# EXERCISE BRIEF
Wherever a line holds the word "this", copy that line out.
--- DATASET RECORDS ---
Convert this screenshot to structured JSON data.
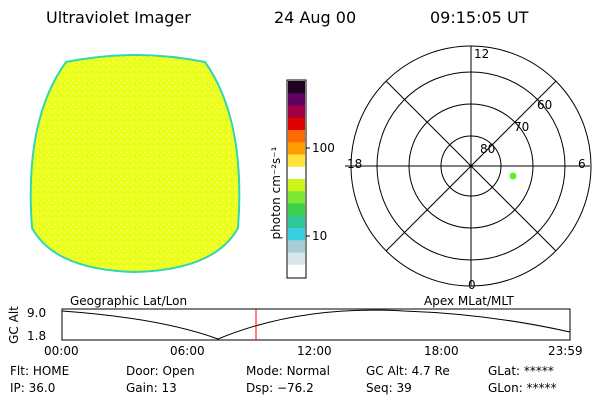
{
  "header": {
    "title": "Ultraviolet Imager",
    "date": "24 Aug 00",
    "time": "09:15:05 UT"
  },
  "image_panel": {
    "fill_color": "#ecff1a",
    "rim_color": "#33d6b0"
  },
  "colorbar": {
    "label": "photon cm⁻²s⁻¹",
    "ticks": [
      "100",
      "10"
    ],
    "scale": "log",
    "colors": [
      "#ffffff",
      "#d8e6ec",
      "#a8ccd8",
      "#38d0e0",
      "#2ec898",
      "#3cd04c",
      "#7ee830",
      "#ccf51a",
      "#ffffff",
      "#ffe33a",
      "#ff9e00",
      "#ff6a00",
      "#e00000",
      "#a00040",
      "#600060",
      "#200020"
    ]
  },
  "polar_plot": {
    "lat_labels": [
      "60",
      "70",
      "80"
    ],
    "mlt_labels": [
      "12",
      "18",
      "6",
      "0"
    ],
    "point_color": "#66ee22"
  },
  "timeline": {
    "left_label": "Geographic Lat/Lon",
    "right_label": "Apex MLat/MLT",
    "y_axis_label": "GC Alt",
    "y_ticks": [
      "9.0",
      "1.8"
    ],
    "x_ticks": [
      "00:00",
      "06:00",
      "12:00",
      "18:00",
      "23:59"
    ],
    "marker_color": "#ff0000"
  },
  "status": {
    "row1": [
      {
        "label": "Flt:",
        "value": "HOME"
      },
      {
        "label": "Door:",
        "value": "Open"
      },
      {
        "label": "Mode:",
        "value": "Normal"
      },
      {
        "label": "GC Alt:",
        "value": "4.7 Re"
      },
      {
        "label": "GLat:",
        "value": "*****"
      }
    ],
    "row2": [
      {
        "label": "IP:",
        "value": "36.0"
      },
      {
        "label": "Gain:",
        "value": "13"
      },
      {
        "label": "Dsp:",
        "value": "−76.2"
      },
      {
        "label": "Seq:",
        "value": "39"
      },
      {
        "label": "GLon:",
        "value": "*****"
      }
    ]
  }
}
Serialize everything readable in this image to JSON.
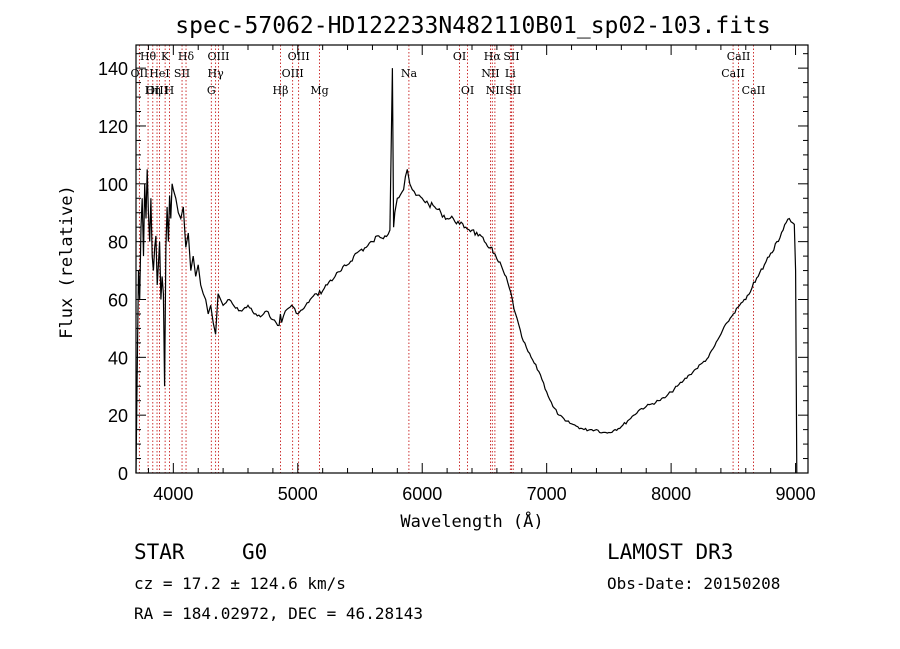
{
  "chart_data": {
    "type": "line",
    "title": "spec-57062-HD122233N482110B01_sp02-103.fits",
    "xlabel": "Wavelength (Å)",
    "ylabel": "Flux (relative)",
    "xlim": [
      3700,
      9100
    ],
    "ylim": [
      0,
      148
    ],
    "x_ticks": [
      {
        "value": 4000,
        "label": "4000"
      },
      {
        "value": 5000,
        "label": "5000"
      },
      {
        "value": 6000,
        "label": "6000"
      },
      {
        "value": 7000,
        "label": "7000"
      },
      {
        "value": 8000,
        "label": "8000"
      },
      {
        "value": 9000,
        "label": "9000"
      }
    ],
    "y_ticks": [
      {
        "value": 0,
        "label": "0"
      },
      {
        "value": 20,
        "label": "20"
      },
      {
        "value": 40,
        "label": "40"
      },
      {
        "value": 60,
        "label": "60"
      },
      {
        "value": 80,
        "label": "80"
      },
      {
        "value": 100,
        "label": "100"
      },
      {
        "value": 120,
        "label": "120"
      },
      {
        "value": 140,
        "label": "140"
      }
    ],
    "series": [
      {
        "name": "flux",
        "x": [
          3700,
          3710,
          3720,
          3730,
          3740,
          3750,
          3760,
          3770,
          3780,
          3790,
          3800,
          3810,
          3820,
          3830,
          3840,
          3850,
          3860,
          3870,
          3880,
          3890,
          3900,
          3910,
          3920,
          3930,
          3940,
          3950,
          3960,
          3970,
          3980,
          3990,
          4000,
          4020,
          4040,
          4060,
          4080,
          4100,
          4120,
          4140,
          4160,
          4180,
          4200,
          4220,
          4240,
          4260,
          4280,
          4300,
          4320,
          4340,
          4360,
          4380,
          4400,
          4450,
          4500,
          4550,
          4600,
          4650,
          4700,
          4750,
          4800,
          4850,
          4860,
          4870,
          4900,
          4950,
          5000,
          5050,
          5100,
          5150,
          5200,
          5250,
          5300,
          5350,
          5400,
          5450,
          5500,
          5550,
          5600,
          5650,
          5700,
          5740,
          5760,
          5770,
          5780,
          5800,
          5850,
          5880,
          5900,
          5920,
          5950,
          6000,
          6050,
          6100,
          6150,
          6200,
          6250,
          6300,
          6350,
          6400,
          6450,
          6500,
          6550,
          6560,
          6570,
          6600,
          6650,
          6700,
          6750,
          6800,
          6850,
          6900,
          6950,
          7000,
          7050,
          7100,
          7150,
          7200,
          7250,
          7300,
          7350,
          7400,
          7450,
          7500,
          7550,
          7600,
          7650,
          7700,
          7750,
          7800,
          7850,
          7900,
          7950,
          8000,
          8050,
          8100,
          8150,
          8200,
          8250,
          8300,
          8350,
          8400,
          8450,
          8500,
          8550,
          8600,
          8650,
          8700,
          8750,
          8800,
          8850,
          8900,
          8950,
          8990,
          9000,
          9010
        ],
        "y": [
          0,
          35,
          70,
          60,
          85,
          95,
          75,
          100,
          88,
          105,
          90,
          80,
          95,
          75,
          70,
          78,
          82,
          65,
          72,
          80,
          60,
          68,
          62,
          30,
          78,
          92,
          80,
          96,
          88,
          100,
          98,
          95,
          90,
          88,
          92,
          78,
          83,
          70,
          75,
          68,
          72,
          65,
          62,
          60,
          55,
          58,
          52,
          48,
          62,
          60,
          58,
          60,
          57,
          56,
          58,
          55,
          54,
          56,
          53,
          51,
          55,
          52,
          56,
          58,
          55,
          57,
          60,
          62,
          63,
          66,
          68,
          70,
          72,
          75,
          77,
          78,
          80,
          82,
          82,
          84,
          140,
          85,
          90,
          95,
          98,
          105,
          100,
          98,
          96,
          95,
          93,
          92,
          90,
          88,
          88,
          86,
          85,
          84,
          82,
          80,
          78,
          78,
          76,
          74,
          70,
          64,
          55,
          47,
          42,
          38,
          34,
          28,
          23,
          20,
          18,
          17,
          16,
          15,
          15,
          15,
          14,
          14,
          15,
          16,
          18,
          20,
          22,
          23,
          24,
          25,
          26,
          28,
          30,
          32,
          34,
          36,
          38,
          40,
          44,
          48,
          52,
          55,
          58,
          60,
          64,
          68,
          72,
          76,
          80,
          84,
          88,
          86,
          70,
          0
        ]
      }
    ],
    "line_markers": [
      {
        "label": "Hθ",
        "wavelength": 3797
      },
      {
        "label": "OII",
        "wavelength": 3727
      },
      {
        "label": "OIII",
        "wavelength": 3869
      },
      {
        "label": "HeI",
        "wavelength": 3889
      },
      {
        "label": "K",
        "wavelength": 3934
      },
      {
        "label": "Hη",
        "wavelength": 3835
      },
      {
        "label": "H",
        "wavelength": 3969
      },
      {
        "label": "SII",
        "wavelength": 4070
      },
      {
        "label": "Hδ",
        "wavelength": 4102
      },
      {
        "label": "OIII",
        "wavelength": 4363
      },
      {
        "label": "Hγ",
        "wavelength": 4340
      },
      {
        "label": "G",
        "wavelength": 4305
      },
      {
        "label": "OIII",
        "wavelength": 5007
      },
      {
        "label": "OIII",
        "wavelength": 4959
      },
      {
        "label": "Hβ",
        "wavelength": 4861
      },
      {
        "label": "Mg",
        "wavelength": 5175
      },
      {
        "label": "Na",
        "wavelength": 5893
      },
      {
        "label": "OI",
        "wavelength": 6300
      },
      {
        "label": "OI",
        "wavelength": 6364
      },
      {
        "label": "Hα",
        "wavelength": 6563
      },
      {
        "label": "NII",
        "wavelength": 6548
      },
      {
        "label": "NII",
        "wavelength": 6584
      },
      {
        "label": "SII",
        "wavelength": 6717
      },
      {
        "label": "Li",
        "wavelength": 6708
      },
      {
        "label": "SII",
        "wavelength": 6731
      },
      {
        "label": "CaII",
        "wavelength": 8542
      },
      {
        "label": "CaII",
        "wavelength": 8498
      },
      {
        "label": "CaII",
        "wavelength": 8662
      }
    ]
  },
  "info": {
    "object_class": "STAR",
    "subclass": "G0",
    "survey": "LAMOST DR3",
    "redshift_text": "cz = 17.2 ± 124.6 km/s",
    "obs_date_text": "Obs-Date: 20150208",
    "coords_text": "RA = 184.02972, DEC =  46.28143"
  },
  "colors": {
    "spectrum": "#000000",
    "marker": "#c00000",
    "axes": "#000000"
  }
}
---
# TASK ANSWER
Convert this screenshot to structured JSON data.
Serialize everything readable in this image to JSON.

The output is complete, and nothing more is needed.